To be done
Reproduce the full listing that appears beneath this instruction exactly.

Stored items
::::::

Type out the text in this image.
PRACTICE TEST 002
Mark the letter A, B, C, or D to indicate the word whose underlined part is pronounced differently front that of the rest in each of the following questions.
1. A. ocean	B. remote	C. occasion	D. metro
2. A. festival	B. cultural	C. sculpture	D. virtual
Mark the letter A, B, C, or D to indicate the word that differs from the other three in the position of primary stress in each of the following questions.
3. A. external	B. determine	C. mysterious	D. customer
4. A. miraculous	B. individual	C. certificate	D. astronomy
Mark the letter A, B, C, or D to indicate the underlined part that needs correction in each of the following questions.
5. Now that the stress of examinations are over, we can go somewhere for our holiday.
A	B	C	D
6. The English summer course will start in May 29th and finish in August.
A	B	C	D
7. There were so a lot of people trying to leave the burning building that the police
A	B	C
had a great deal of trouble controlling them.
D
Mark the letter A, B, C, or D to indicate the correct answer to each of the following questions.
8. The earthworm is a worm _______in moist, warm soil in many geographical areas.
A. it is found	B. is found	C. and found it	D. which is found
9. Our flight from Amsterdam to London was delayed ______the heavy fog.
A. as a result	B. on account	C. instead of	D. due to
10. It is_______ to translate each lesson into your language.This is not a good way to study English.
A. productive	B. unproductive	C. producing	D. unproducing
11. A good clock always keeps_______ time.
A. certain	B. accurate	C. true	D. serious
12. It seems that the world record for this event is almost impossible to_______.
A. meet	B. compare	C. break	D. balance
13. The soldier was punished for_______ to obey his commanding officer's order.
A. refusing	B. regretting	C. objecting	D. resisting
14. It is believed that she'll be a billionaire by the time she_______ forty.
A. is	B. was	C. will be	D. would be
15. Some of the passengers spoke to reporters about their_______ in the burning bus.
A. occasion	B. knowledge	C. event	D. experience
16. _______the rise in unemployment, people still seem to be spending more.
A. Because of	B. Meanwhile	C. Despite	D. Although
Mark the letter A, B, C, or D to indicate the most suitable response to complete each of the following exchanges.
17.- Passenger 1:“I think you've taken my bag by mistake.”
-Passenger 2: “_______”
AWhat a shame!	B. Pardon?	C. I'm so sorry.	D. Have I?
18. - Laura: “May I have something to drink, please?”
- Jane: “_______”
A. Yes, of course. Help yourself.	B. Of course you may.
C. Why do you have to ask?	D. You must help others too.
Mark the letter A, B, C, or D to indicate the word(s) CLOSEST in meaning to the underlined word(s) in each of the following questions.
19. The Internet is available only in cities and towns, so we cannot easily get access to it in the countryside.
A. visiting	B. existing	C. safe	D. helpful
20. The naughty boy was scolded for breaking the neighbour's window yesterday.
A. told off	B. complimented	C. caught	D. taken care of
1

::::::

Answer to the task
Type out the text in this image.
PRACTICE TEST 002
Mark the letter A, B, C, or D to indicate the word whose underlined part is pronounced differently front that of the rest in each of the following questions.
1. A. ocean	B. remote	C. occasion	D. metro
2. A. festival	B. cultural	C. sculpture	D. virtual
Mark the letter A, B, C, or D to indicate the word that differs from the other three in the position of primary stress in each of the following questions.
3. A. external	B. determine	C. mysterious	D. customer
4. A. miraculous	B. individual	C. certificate	D. astronomy
Mark the letter A, B, C, or D to indicate the underlined part that needs correction in each of the following questions.
5. Now that the stress of examinations are over, we can go somewhere for our holiday.
A	B	C	D
6. The English summer course will start in May 29th and finish in August.
A	B	C	D
7. There were so a lot of people trying to leave the burning building that the police
A	B	C
had a great deal of trouble controlling them.
D
Mark the letter A, B, C, or D to indicate the correct answer to each of the following questions.
8. The earthworm is a worm _______in moist, warm soil in many geographical areas.
A. it is found	B. is found	C. and found it	D. which is found
9. Our flight from Amsterdam to London was delayed ______the heavy fog.
A. as a result	B. on account	C. instead of	D. due to
10. It is_______ to translate each lesson into your language.This is not a good way to study English.
A. productive	B. unproductive	C. producing	D. unproducing
11. A good clock always keeps_______ time.
A. certain	B. accurate	C. true	D. serious
12. It seems that the world record for this event is almost impossible to_______.
A. meet	B. compare	C. break	D. balance
13. The soldier was punished for_______ to obey his commanding officer's order.
A. refusing	B. regretting	C. objecting	D. resisting
14. It is believed that she'll be a billionaire by the time she_______ forty.
A. is	B. was	C. will be	D. would be
15. Some of the passengers spoke to reporters about their_______ in the burning bus.
A. occasion	B. knowledge	C. event	D. experience
16. _______the rise in unemployment, people still seem to be spending more.
A. Because of	B. Meanwhile	C. Despite	D. Although
Mark the letter A, B, C, or D to indicate the most suitable response to complete each of the following exchanges.
17.- Passenger 1:“I think you've taken my bag by mistake.”
-Passenger 2: “_______”
AWhat a shame!	B. Pardon?	C. I'm so sorry.	D. Have I?
18. - Laura: “May I have something to drink, please?”
- Jane: “_______”
A. Yes, of course. Help yourself.	B. Of course you may.
C. Why do you have to ask?	D. You must help others too.
Mark the letter A, B, C, or D to indicate the word(s) CLOSEST in meaning to the underlined word(s) in each of the following questions.
19. The Internet is available only in cities and towns, so we cannot easily get access to it in the countryside.
A. visiting	B. existing	C. safe	D. helpful
20. The naughty boy was scolded for breaking the neighbour's window yesterday.
A. told off	B. complimented	C. caught	D. taken care of
1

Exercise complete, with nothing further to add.